-- begin --

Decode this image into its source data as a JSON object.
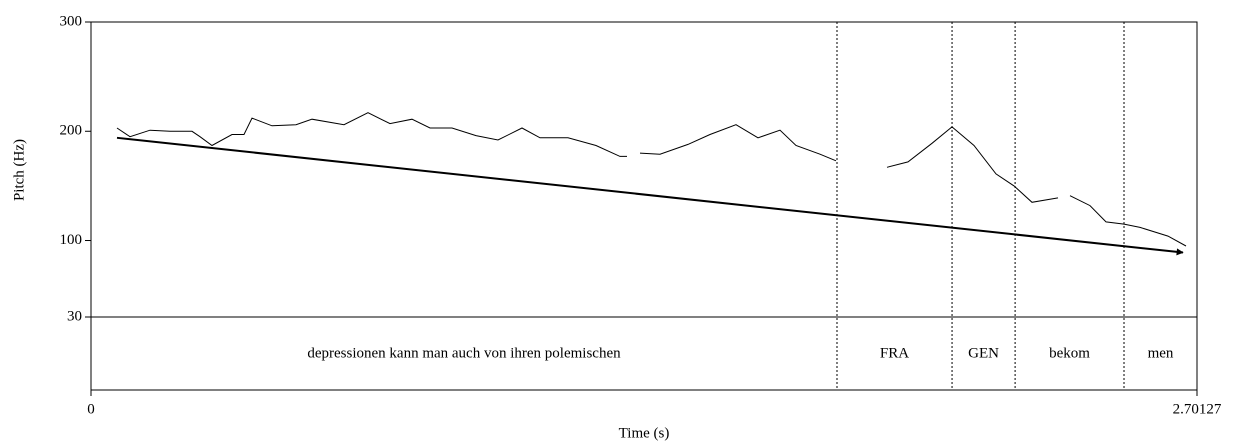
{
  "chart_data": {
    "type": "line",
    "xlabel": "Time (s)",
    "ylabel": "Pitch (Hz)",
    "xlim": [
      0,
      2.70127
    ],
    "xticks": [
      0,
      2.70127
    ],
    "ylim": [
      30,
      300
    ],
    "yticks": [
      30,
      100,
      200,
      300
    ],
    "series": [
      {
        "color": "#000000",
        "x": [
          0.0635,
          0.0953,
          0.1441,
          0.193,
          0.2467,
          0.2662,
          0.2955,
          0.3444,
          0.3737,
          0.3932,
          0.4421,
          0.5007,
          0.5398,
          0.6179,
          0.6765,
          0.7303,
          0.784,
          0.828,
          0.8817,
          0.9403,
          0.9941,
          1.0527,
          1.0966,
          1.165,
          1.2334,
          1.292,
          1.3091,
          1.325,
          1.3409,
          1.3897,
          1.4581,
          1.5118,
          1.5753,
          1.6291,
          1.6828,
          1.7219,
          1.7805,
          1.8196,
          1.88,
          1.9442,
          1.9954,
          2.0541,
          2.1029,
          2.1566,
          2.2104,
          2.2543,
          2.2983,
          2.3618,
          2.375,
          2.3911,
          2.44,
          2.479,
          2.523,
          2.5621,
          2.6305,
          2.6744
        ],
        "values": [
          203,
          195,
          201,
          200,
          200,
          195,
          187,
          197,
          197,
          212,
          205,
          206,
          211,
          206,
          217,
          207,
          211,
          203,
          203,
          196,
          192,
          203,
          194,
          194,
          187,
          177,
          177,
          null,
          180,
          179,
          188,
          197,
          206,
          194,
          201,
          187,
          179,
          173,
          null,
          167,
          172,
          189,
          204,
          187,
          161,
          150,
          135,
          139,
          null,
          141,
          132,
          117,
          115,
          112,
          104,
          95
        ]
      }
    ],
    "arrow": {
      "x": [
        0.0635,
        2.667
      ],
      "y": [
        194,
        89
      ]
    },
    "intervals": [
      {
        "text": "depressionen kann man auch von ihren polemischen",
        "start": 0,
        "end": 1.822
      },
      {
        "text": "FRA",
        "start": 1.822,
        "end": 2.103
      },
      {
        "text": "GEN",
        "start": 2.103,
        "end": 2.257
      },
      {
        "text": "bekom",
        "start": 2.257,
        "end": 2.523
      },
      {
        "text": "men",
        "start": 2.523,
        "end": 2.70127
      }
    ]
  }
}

-- end --

Show all lines in the entries above where the word "text" appears.

Exercise response:
        "text": "depressionen kann man auch von ihren polemischen",
        "text": "FRA",
        "text": "GEN",
        "text": "bekom",
        "text": "men",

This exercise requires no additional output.